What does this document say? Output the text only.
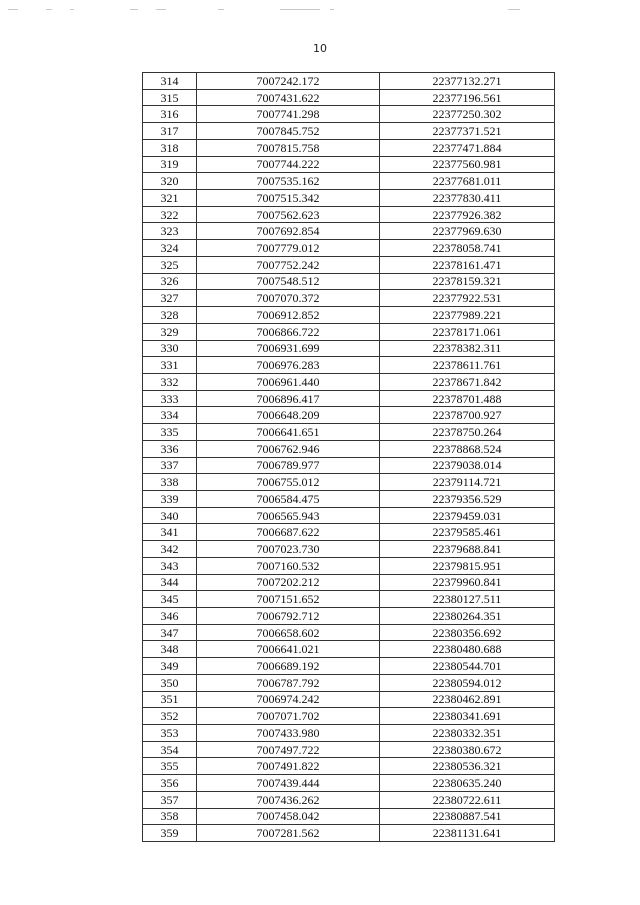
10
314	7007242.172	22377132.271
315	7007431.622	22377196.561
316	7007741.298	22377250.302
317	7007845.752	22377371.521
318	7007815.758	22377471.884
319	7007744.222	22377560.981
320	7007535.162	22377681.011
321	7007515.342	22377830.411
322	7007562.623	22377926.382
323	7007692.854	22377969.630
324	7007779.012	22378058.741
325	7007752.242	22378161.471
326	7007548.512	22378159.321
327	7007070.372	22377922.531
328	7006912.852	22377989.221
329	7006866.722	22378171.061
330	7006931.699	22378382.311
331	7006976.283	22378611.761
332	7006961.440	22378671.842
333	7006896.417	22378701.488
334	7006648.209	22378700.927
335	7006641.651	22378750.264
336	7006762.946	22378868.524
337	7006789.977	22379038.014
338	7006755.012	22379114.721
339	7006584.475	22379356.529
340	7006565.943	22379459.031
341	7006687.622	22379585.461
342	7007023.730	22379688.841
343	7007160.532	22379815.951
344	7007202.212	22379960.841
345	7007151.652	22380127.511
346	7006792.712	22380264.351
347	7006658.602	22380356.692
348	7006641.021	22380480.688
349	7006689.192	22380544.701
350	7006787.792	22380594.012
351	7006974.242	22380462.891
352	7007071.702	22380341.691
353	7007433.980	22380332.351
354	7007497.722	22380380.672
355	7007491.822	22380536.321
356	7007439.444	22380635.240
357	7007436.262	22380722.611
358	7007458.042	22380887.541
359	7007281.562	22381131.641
☆ ☆ ☆ ☆
*WHAT YOU HAVE TO DO*
Copy the entries above faithfully and omit every image.

*TASK SOLUTION*
What does this document say? Output the text only.
10
314	7007242.172	22377132.271
315	7007431.622	22377196.561
316	7007741.298	22377250.302
317	7007845.752	22377371.521
318	7007815.758	22377471.884
319	7007744.222	22377560.981
320	7007535.162	22377681.011
321	7007515.342	22377830.411
322	7007562.623	22377926.382
323	7007692.854	22377969.630
324	7007779.012	22378058.741
325	7007752.242	22378161.471
326	7007548.512	22378159.321
327	7007070.372	22377922.531
328	7006912.852	22377989.221
329	7006866.722	22378171.061
330	7006931.699	22378382.311
331	7006976.283	22378611.761
332	7006961.440	22378671.842
333	7006896.417	22378701.488
334	7006648.209	22378700.927
335	7006641.651	22378750.264
336	7006762.946	22378868.524
337	7006789.977	22379038.014
338	7006755.012	22379114.721
339	7006584.475	22379356.529
340	7006565.943	22379459.031
341	7006687.622	22379585.461
342	7007023.730	22379688.841
343	7007160.532	22379815.951
344	7007202.212	22379960.841
345	7007151.652	22380127.511
346	7006792.712	22380264.351
347	7006658.602	22380356.692
348	7006641.021	22380480.688
349	7006689.192	22380544.701
350	7006787.792	22380594.012
351	7006974.242	22380462.891
352	7007071.702	22380341.691
353	7007433.980	22380332.351
354	7007497.722	22380380.672
355	7007491.822	22380536.321
356	7007439.444	22380635.240
357	7007436.262	22380722.611
358	7007458.042	22380887.541
359	7007281.562	22381131.641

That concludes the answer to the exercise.